## GIVEN TASK
Read the listing below and copy out every line that holds "Твердое".

## RECORDS FOR PROCESSING
• • • • • • •

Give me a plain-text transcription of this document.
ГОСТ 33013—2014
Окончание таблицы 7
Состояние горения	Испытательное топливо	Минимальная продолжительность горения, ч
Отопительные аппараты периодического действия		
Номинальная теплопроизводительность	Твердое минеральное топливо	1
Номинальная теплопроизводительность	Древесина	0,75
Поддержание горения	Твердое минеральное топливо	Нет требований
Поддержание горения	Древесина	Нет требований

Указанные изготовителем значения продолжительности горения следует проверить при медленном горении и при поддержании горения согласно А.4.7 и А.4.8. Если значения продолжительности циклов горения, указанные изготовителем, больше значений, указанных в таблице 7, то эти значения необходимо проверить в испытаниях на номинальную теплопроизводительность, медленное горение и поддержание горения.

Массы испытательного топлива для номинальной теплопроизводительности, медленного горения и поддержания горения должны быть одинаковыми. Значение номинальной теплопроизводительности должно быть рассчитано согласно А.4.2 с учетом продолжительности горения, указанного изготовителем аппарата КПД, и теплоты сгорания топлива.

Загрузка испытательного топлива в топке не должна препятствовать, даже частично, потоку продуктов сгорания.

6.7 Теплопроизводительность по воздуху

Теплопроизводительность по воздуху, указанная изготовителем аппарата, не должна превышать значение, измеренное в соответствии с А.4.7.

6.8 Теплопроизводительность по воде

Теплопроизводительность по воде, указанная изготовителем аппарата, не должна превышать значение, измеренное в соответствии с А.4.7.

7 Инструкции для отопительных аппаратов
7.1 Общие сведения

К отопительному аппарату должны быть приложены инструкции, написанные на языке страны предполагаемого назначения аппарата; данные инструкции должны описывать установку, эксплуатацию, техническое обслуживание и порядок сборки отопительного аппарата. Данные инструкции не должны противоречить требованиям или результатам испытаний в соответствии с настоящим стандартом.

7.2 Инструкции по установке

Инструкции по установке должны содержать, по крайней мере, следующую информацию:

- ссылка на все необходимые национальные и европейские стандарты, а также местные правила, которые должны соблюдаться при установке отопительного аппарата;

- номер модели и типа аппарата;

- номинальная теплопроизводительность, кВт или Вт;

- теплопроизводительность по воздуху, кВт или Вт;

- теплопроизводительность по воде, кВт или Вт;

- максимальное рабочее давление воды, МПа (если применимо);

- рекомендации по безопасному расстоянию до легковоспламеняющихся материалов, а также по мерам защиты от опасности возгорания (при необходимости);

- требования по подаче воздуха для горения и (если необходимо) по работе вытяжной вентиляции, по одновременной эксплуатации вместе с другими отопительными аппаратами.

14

• • • • • • •

## SOLUTION FOR THIS PROBLEM
Номинальная теплопроизводительность	Твердое минеральное топливо	1
Поддержание горения	Твердое минеральное топливо	Нет требований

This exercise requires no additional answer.